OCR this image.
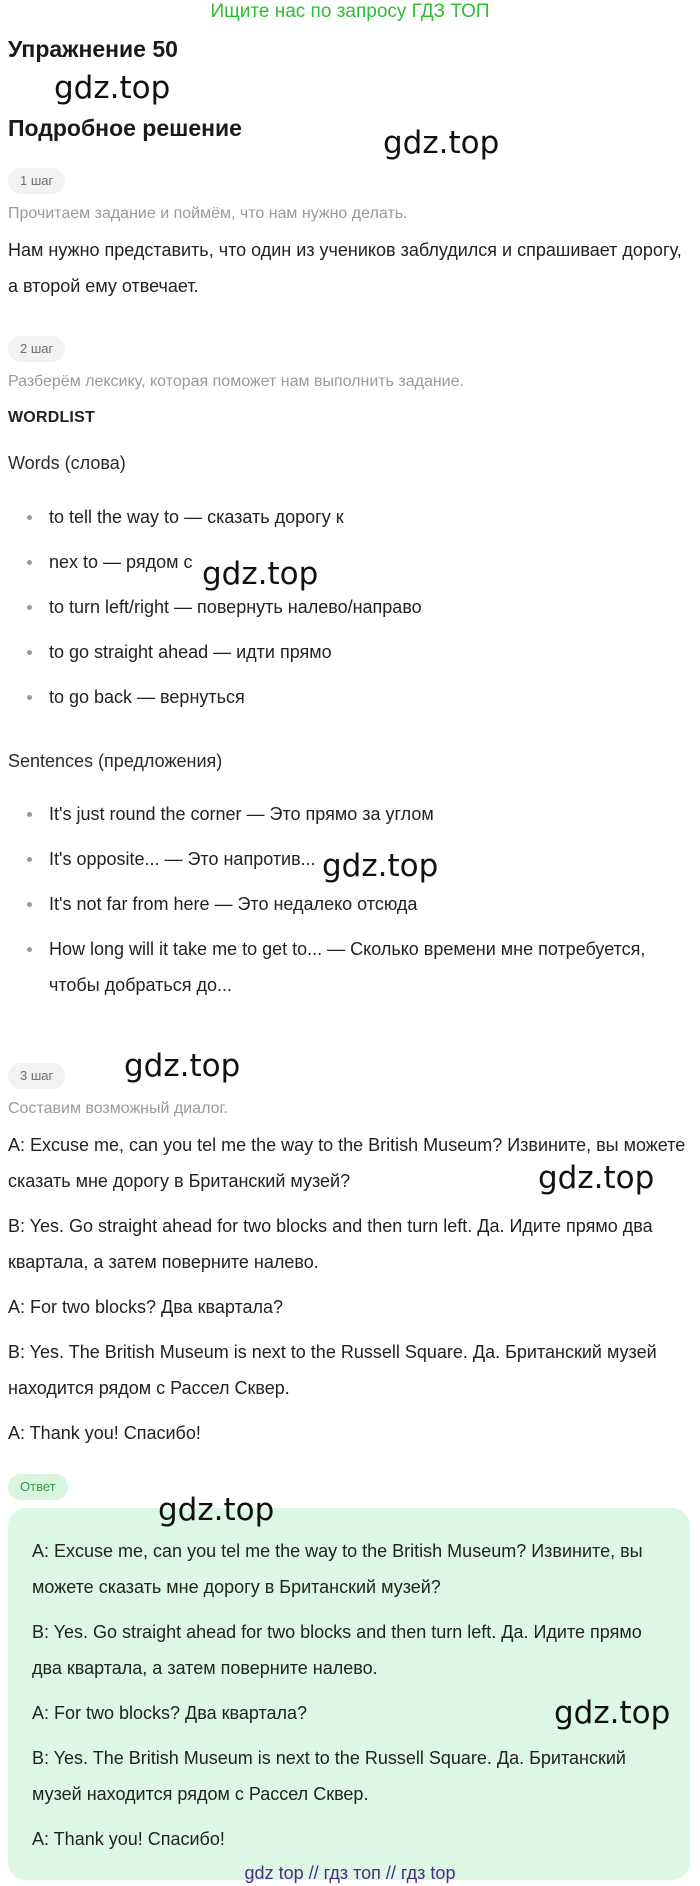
Ищите нас по запросу ГДЗ ТОП
Упражнение 50
gdz.top
Подробное решение	gdz.top
1 шаг
Прочитаем задание и поймём, что нам нужно делать.
Нам нужно представить, что один из учеников заблудился и спрашивает дорогу, а второй ему отвечает.
2 шаг
Разберём лексику, которая поможет нам выполнить задание.
WORDLIST
Words (слова)
to tell the way to — сказать дорогу к
nex to — рядом с
to turn left/right — повернуть налево/направо
to go straight ahead — идти прямо
to go back — вернуться
gdz.top
Sentences (предложения)
It's just round the corner — Это прямо за углом
It's opposite... — Это напротив...
It's not far from here — Это недалеко отсюда
How long will it take me to get to... — Сколько времени мне потребуется, чтобы добраться до...
gdz.top
3 шаг	gdz.top
Составим возможный диалог.
A: Excuse me, can you tel me the way to the British Museum? Извините, вы можете сказать мне дорогу в Британский музей?	gdz.top
B: Yes. Go straight ahead for two blocks and then turn left. Да. Идите прямо два квартала, а затем поверните налево.
A: For two blocks? Два квартала?
B: Yes. The British Museum is next to the Russell Square. Да. Британский музей находится рядом с Рассел Сквер.
A: Thank you! Спасибо!
Ответ
gdz.top
A: Excuse me, can you tel me the way to the British Museum? Извините, вы можете сказать мне дорогу в Британский музей?
B: Yes. Go straight ahead for two blocks and then turn left. Да. Идите прямо два квартала, а затем поверните налево.
A: For two blocks? Два квартала?	gdz.top
B: Yes. The British Museum is next to the Russell Square. Да. Британский музей находится рядом с Рассел Сквер.
A: Thank you! Спасибо!
gdz top // гдз топ // гдз top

□ □ □ □

◆ **Exercise description**:
Read the entries above, then pull out the lines that include "сказать".

◆ **Task answer**:
to tell the way to — сказать дорогу к
A: Excuse me, can you tel me the way to the British Museum? Извините, вы можете сказать мне дорогу в Британский музей?	gdz.top
A: Excuse me, can you tel me the way to the British Museum? Извините, вы можете сказать мне дорогу в Британский музей?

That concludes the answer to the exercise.